[Written instruction] Please pull out every line that includes the string "them".

[Stored items from a collection]
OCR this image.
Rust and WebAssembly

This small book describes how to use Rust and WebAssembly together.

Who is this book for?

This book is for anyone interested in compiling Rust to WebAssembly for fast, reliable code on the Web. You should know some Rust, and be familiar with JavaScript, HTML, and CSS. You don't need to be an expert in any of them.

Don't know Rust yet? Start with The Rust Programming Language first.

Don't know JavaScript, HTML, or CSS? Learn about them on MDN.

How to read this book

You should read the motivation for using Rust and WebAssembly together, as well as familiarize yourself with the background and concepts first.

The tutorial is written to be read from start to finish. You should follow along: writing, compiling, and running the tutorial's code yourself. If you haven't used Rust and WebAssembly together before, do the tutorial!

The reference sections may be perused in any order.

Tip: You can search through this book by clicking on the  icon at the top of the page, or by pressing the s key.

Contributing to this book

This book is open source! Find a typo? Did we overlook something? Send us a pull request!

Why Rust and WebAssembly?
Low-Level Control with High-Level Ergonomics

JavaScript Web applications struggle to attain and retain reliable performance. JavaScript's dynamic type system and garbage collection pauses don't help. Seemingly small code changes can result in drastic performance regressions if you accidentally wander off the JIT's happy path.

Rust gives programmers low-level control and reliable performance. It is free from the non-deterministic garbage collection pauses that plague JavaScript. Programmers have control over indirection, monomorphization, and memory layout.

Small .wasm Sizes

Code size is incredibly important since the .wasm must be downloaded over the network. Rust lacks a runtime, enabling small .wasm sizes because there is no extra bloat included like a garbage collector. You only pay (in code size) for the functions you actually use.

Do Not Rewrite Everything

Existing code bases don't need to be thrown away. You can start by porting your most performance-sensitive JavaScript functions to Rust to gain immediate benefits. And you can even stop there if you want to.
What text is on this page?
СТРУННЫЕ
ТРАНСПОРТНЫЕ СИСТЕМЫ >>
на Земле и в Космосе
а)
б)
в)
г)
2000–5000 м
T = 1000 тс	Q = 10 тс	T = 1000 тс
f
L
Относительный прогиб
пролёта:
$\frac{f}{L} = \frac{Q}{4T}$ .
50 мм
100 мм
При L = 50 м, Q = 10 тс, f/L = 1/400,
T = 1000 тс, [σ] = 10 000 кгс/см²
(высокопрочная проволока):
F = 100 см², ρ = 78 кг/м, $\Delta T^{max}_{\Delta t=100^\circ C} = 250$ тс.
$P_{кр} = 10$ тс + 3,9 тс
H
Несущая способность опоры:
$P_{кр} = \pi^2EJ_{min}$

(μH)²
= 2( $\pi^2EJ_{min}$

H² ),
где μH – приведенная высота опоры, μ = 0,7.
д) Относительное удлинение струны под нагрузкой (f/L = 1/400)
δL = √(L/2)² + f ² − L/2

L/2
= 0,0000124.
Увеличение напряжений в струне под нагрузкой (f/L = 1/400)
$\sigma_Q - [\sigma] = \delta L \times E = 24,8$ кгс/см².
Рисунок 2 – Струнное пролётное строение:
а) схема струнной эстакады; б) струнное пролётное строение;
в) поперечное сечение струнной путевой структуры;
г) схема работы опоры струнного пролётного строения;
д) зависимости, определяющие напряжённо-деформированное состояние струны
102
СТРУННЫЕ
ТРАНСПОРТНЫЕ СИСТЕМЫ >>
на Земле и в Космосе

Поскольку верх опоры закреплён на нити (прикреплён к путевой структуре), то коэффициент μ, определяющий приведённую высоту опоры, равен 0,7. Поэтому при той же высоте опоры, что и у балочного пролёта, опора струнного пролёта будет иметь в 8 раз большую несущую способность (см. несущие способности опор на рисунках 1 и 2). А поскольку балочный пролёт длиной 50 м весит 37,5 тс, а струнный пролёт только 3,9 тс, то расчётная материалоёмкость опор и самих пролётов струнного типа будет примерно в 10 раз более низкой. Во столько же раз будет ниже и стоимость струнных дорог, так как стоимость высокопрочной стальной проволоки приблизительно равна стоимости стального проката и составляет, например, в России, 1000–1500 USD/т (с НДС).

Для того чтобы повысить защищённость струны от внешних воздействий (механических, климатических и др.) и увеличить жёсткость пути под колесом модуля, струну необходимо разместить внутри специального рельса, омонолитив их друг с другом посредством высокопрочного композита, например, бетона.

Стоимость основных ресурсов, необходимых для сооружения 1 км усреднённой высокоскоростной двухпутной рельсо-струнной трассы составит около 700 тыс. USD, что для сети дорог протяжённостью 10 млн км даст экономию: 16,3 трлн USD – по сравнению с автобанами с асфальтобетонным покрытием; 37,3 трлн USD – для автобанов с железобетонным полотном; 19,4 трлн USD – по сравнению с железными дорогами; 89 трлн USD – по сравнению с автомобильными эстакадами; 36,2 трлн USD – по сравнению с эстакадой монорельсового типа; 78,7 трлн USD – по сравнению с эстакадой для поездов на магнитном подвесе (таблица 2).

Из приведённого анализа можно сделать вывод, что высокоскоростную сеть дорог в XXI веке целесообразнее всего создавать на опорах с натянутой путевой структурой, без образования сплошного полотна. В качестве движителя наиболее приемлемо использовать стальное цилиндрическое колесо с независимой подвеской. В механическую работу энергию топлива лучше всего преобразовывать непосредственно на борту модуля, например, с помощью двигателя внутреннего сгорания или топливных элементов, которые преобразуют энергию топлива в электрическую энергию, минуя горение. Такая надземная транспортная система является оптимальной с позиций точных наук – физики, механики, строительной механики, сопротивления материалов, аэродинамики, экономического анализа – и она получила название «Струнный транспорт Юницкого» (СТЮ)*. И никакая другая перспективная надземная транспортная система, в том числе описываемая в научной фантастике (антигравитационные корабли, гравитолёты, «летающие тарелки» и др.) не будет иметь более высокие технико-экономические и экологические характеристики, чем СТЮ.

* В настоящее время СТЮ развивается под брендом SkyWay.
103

[Result]
This book is for anyone interested in compiling Rust to WebAssembly for fast, reliable code on the Web. You should know some Rust, and be familiar with JavaScript, HTML, and CSS. You don't need to be an expert in any of them.
Don't know JavaScript, HTML, or CSS? Learn about them on MDN.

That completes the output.